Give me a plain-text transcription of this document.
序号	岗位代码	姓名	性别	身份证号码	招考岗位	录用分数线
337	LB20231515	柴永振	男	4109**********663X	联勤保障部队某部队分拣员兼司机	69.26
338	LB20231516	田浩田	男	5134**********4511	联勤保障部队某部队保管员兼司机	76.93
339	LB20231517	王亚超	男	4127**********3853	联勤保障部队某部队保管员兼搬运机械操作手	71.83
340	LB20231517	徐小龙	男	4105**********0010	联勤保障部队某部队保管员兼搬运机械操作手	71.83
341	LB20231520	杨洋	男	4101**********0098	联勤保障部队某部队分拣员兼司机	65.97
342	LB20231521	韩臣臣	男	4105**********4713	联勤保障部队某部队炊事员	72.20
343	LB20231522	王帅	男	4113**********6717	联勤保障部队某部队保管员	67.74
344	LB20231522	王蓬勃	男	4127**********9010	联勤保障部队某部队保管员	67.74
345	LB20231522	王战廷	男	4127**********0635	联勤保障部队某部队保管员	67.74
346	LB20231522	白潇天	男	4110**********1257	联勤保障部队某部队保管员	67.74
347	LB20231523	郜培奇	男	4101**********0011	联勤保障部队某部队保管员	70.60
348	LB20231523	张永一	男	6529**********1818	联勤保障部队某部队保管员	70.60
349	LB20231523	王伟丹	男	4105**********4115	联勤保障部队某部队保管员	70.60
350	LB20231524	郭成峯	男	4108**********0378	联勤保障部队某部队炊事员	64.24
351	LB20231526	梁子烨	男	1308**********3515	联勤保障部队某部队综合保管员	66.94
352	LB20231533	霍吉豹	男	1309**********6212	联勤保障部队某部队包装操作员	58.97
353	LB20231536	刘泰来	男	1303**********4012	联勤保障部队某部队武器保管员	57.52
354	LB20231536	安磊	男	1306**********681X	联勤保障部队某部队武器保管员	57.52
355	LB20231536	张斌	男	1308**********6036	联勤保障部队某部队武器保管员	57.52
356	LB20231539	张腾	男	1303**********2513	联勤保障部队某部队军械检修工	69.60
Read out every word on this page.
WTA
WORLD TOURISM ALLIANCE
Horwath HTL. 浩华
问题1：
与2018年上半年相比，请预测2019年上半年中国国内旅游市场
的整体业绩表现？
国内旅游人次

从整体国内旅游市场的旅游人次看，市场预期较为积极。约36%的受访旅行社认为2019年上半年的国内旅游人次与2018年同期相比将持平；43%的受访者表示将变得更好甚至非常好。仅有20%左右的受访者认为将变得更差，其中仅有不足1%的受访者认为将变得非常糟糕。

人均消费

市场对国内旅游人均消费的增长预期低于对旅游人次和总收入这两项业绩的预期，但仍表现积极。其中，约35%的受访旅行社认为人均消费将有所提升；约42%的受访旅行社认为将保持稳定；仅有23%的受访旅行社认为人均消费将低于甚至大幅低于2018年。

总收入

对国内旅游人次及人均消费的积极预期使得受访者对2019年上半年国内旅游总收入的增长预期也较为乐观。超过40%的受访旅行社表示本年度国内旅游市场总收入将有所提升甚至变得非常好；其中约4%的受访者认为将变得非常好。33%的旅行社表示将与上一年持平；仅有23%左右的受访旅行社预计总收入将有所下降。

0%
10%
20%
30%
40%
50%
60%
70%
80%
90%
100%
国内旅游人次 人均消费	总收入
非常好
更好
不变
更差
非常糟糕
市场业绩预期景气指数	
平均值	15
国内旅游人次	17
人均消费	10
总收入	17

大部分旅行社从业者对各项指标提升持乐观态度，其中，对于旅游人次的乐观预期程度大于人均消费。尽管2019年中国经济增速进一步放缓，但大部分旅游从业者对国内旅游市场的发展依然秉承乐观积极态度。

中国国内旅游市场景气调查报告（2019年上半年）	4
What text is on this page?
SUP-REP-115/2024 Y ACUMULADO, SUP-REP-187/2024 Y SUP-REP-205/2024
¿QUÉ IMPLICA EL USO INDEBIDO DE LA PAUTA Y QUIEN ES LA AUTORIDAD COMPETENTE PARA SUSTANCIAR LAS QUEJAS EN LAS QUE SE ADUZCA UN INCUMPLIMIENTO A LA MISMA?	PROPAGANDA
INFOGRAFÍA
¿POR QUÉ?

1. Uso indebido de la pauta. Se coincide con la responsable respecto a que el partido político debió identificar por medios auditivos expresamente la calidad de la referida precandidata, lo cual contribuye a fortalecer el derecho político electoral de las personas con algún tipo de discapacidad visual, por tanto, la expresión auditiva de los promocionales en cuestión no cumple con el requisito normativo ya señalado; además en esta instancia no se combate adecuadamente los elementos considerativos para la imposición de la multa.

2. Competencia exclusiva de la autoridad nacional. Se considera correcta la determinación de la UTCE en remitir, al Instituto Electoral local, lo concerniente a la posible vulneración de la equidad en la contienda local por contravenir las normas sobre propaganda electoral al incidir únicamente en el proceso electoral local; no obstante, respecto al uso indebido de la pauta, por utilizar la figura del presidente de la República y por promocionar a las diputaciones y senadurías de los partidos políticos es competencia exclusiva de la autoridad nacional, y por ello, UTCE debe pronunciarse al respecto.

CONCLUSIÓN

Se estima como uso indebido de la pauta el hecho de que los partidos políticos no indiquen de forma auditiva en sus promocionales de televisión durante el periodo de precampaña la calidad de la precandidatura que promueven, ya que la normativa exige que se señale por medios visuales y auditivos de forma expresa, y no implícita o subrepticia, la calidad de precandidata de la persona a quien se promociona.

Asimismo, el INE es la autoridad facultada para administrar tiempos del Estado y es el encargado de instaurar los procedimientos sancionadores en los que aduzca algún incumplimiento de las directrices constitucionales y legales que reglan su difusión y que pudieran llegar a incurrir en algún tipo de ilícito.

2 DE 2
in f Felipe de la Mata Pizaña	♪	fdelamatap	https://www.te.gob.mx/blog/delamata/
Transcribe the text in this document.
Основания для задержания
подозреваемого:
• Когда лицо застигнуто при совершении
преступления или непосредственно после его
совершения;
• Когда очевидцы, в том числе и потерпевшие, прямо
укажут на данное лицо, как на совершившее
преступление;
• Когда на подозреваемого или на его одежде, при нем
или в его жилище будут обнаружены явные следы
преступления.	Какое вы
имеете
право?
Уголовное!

■ ■ ■ ■ ■

* **Set task**
Starting at the line that contains "Transcribe the text in this document.", print every line through the end of the listing, word for word. Leave out all the rest.

* **Worked solution**
Transcribe the text in this document.
Основания для задержания
подозреваемого:
• Когда лицо застигнуто при совершении
преступления или непосредственно после его
совершения;
• Когда очевидцы, в том числе и потерпевшие, прямо
укажут на данное лицо, как на совершившее
преступление;
• Когда на подозреваемого или на его одежде, при нем
или в его жилище будут обнаружены явные следы
преступления.	Какое вы
имеете
право?
Уголовное!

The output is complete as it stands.